GIVEN REQUEST
Reproduce each line of the material precisely.
## begin MATERIAL SHOWN
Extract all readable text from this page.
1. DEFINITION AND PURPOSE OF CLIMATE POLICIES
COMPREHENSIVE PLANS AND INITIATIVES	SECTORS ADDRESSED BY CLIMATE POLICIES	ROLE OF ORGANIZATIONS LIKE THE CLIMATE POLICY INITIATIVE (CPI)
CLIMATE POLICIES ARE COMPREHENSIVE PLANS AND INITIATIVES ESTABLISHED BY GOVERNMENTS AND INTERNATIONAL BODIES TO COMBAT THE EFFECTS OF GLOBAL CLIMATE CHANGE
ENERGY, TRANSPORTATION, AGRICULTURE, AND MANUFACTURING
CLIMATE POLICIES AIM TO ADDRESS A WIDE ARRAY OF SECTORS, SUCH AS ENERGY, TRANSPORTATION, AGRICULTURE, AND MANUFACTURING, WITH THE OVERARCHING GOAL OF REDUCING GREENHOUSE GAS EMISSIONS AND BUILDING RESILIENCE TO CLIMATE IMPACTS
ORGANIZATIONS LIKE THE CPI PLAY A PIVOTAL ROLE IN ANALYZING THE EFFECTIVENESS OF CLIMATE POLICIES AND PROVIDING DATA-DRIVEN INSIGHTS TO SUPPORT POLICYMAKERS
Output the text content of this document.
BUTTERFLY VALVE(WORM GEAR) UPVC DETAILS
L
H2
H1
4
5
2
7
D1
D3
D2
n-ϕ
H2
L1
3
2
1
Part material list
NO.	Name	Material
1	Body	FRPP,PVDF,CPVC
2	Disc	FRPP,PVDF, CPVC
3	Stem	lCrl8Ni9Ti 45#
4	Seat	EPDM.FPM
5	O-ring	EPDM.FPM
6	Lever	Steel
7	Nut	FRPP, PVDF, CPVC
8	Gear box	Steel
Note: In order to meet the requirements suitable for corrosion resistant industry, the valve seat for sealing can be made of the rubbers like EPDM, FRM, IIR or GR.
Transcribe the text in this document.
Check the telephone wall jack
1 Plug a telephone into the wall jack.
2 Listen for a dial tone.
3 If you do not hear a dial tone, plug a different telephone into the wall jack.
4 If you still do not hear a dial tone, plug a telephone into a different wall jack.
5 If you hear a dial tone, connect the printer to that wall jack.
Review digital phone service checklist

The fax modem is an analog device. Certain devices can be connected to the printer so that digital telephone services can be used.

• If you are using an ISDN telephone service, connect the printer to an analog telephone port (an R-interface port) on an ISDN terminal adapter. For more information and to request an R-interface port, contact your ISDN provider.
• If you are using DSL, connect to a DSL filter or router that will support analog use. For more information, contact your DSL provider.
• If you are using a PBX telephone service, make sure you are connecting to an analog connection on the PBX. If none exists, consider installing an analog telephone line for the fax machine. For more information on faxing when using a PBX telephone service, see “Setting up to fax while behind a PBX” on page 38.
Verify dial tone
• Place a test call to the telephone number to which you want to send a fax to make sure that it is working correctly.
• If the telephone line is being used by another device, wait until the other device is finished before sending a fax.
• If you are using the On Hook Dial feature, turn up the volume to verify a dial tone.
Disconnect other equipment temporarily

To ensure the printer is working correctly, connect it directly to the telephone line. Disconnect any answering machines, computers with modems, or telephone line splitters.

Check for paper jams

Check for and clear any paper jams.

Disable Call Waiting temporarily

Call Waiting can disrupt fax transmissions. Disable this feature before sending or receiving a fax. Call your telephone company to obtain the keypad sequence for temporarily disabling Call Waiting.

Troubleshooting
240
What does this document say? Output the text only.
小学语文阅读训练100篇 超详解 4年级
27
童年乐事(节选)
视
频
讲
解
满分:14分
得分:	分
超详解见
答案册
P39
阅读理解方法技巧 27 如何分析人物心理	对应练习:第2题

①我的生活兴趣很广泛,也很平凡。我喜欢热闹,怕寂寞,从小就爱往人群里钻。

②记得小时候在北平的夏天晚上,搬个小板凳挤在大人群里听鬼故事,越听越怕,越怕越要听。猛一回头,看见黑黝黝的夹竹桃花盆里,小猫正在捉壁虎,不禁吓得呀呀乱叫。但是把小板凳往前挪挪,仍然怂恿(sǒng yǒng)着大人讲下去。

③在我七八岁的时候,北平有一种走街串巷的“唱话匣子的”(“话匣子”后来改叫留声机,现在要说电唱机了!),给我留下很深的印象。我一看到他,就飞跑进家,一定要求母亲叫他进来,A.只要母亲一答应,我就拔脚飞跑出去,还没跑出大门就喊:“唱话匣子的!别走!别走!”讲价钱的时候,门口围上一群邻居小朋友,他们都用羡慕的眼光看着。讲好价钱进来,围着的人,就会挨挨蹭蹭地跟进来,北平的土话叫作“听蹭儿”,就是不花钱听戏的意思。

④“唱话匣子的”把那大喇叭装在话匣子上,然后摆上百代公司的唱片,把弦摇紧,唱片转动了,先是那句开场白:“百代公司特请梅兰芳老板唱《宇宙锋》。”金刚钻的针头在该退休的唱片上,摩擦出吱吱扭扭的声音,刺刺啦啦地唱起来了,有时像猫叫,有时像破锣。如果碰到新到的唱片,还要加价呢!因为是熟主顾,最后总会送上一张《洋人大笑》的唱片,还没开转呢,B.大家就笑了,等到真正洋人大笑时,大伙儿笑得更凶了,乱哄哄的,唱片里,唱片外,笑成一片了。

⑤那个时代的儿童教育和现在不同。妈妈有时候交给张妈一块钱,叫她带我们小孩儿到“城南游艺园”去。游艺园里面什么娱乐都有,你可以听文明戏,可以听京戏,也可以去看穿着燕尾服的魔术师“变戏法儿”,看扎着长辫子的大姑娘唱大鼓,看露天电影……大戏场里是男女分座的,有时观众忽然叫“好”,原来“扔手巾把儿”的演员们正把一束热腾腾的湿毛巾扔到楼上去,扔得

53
## end MATERIAL SHOWN
TASK ANSWER
Extract all readable text from this page.
1. DEFINITION AND PURPOSE OF CLIMATE POLICIES
COMPREHENSIVE PLANS AND INITIATIVES	SECTORS ADDRESSED BY CLIMATE POLICIES	ROLE OF ORGANIZATIONS LIKE THE CLIMATE POLICY INITIATIVE (CPI)
CLIMATE POLICIES ARE COMPREHENSIVE PLANS AND INITIATIVES ESTABLISHED BY GOVERNMENTS AND INTERNATIONAL BODIES TO COMBAT THE EFFECTS OF GLOBAL CLIMATE CHANGE
ENERGY, TRANSPORTATION, AGRICULTURE, AND MANUFACTURING
CLIMATE POLICIES AIM TO ADDRESS A WIDE ARRAY OF SECTORS, SUCH AS ENERGY, TRANSPORTATION, AGRICULTURE, AND MANUFACTURING, WITH THE OVERARCHING GOAL OF REDUCING GREENHOUSE GAS EMISSIONS AND BUILDING RESILIENCE TO CLIMATE IMPACTS
ORGANIZATIONS LIKE THE CPI PLAY A PIVOTAL ROLE IN ANALYZING THE EFFECTIVENESS OF CLIMATE POLICIES AND PROVIDING DATA-DRIVEN INSIGHTS TO SUPPORT POLICYMAKERS
Output the text content of this document.
BUTTERFLY VALVE(WORM GEAR) UPVC DETAILS
L
H2
H1
4
5
2
7
D1
D3
D2
n-ϕ
H2
L1
3
2
1
Part material list
NO.	Name	Material
1	Body	FRPP,PVDF,CPVC
2	Disc	FRPP,PVDF, CPVC
3	Stem	lCrl8Ni9Ti 45#
4	Seat	EPDM.FPM
5	O-ring	EPDM.FPM
6	Lever	Steel
7	Nut	FRPP, PVDF, CPVC
8	Gear box	Steel
Note: In order to meet the requirements suitable for corrosion resistant industry, the valve seat for sealing can be made of the rubbers like EPDM, FRM, IIR or GR.
Transcribe the text in this document.
Check the telephone wall jack
1 Plug a telephone into the wall jack.
2 Listen for a dial tone.
3 If you do not hear a dial tone, plug a different telephone into the wall jack.
4 If you still do not hear a dial tone, plug a telephone into a different wall jack.
5 If you hear a dial tone, connect the printer to that wall jack.
Review digital phone service checklist

The fax modem is an analog device. Certain devices can be connected to the printer so that digital telephone services can be used.

• If you are using an ISDN telephone service, connect the printer to an analog telephone port (an R-interface port) on an ISDN terminal adapter. For more information and to request an R-interface port, contact your ISDN provider.
• If you are using DSL, connect to a DSL filter or router that will support analog use. For more information, contact your DSL provider.
• If you are using a PBX telephone service, make sure you are connecting to an analog connection on the PBX. If none exists, consider installing an analog telephone line for the fax machine. For more information on faxing when using a PBX telephone service, see “Setting up to fax while behind a PBX” on page 38.
Verify dial tone
• Place a test call to the telephone number to which you want to send a fax to make sure that it is working correctly.
• If the telephone line is being used by another device, wait until the other device is finished before sending a fax.
• If you are using the On Hook Dial feature, turn up the volume to verify a dial tone.
Disconnect other equipment temporarily

To ensure the printer is working correctly, connect it directly to the telephone line. Disconnect any answering machines, computers with modems, or telephone line splitters.

Check for paper jams

Check for and clear any paper jams.

Disable Call Waiting temporarily

Call Waiting can disrupt fax transmissions. Disable this feature before sending or receiving a fax. Call your telephone company to obtain the keypad sequence for temporarily disabling Call Waiting.

Troubleshooting
240
What does this document say? Output the text only.
小学语文阅读训练100篇 超详解 4年级
27
童年乐事(节选)
视
频
讲
解
满分:14分
得分:	分
超详解见
答案册
P39
阅读理解方法技巧 27 如何分析人物心理	对应练习:第2题

①我的生活兴趣很广泛,也很平凡。我喜欢热闹,怕寂寞,从小就爱往人群里钻。

②记得小时候在北平的夏天晚上,搬个小板凳挤在大人群里听鬼故事,越听越怕,越怕越要听。猛一回头,看见黑黝黝的夹竹桃花盆里,小猫正在捉壁虎,不禁吓得呀呀乱叫。但是把小板凳往前挪挪,仍然怂恿(sǒng yǒng)着大人讲下去。

③在我七八岁的时候,北平有一种走街串巷的“唱话匣子的”(“话匣子”后来改叫留声机,现在要说电唱机了!),给我留下很深的印象。我一看到他,就飞跑进家,一定要求母亲叫他进来,A.只要母亲一答应,我就拔脚飞跑出去,还没跑出大门就喊:“唱话匣子的!别走!别走!”讲价钱的时候,门口围上一群邻居小朋友,他们都用羡慕的眼光看着。讲好价钱进来,围着的人,就会挨挨蹭蹭地跟进来,北平的土话叫作“听蹭儿”,就是不花钱听戏的意思。

④“唱话匣子的”把那大喇叭装在话匣子上,然后摆上百代公司的唱片,把弦摇紧,唱片转动了,先是那句开场白:“百代公司特请梅兰芳老板唱《宇宙锋》。”金刚钻的针头在该退休的唱片上,摩擦出吱吱扭扭的声音,刺刺啦啦地唱起来了,有时像猫叫,有时像破锣。如果碰到新到的唱片,还要加价呢!因为是熟主顾,最后总会送上一张《洋人大笑》的唱片,还没开转呢,B.大家就笑了,等到真正洋人大笑时,大伙儿笑得更凶了,乱哄哄的,唱片里,唱片外,笑成一片了。

⑤那个时代的儿童教育和现在不同。妈妈有时候交给张妈一块钱,叫她带我们小孩儿到“城南游艺园”去。游艺园里面什么娱乐都有,你可以听文明戏,可以听京戏,也可以去看穿着燕尾服的魔术师“变戏法儿”,看扎着长辫子的大姑娘唱大鼓,看露天电影……大戏场里是男女分座的,有时观众忽然叫“好”,原来“扔手巾把儿”的演员们正把一束热腾腾的湿毛巾扔到楼上去,扔得

53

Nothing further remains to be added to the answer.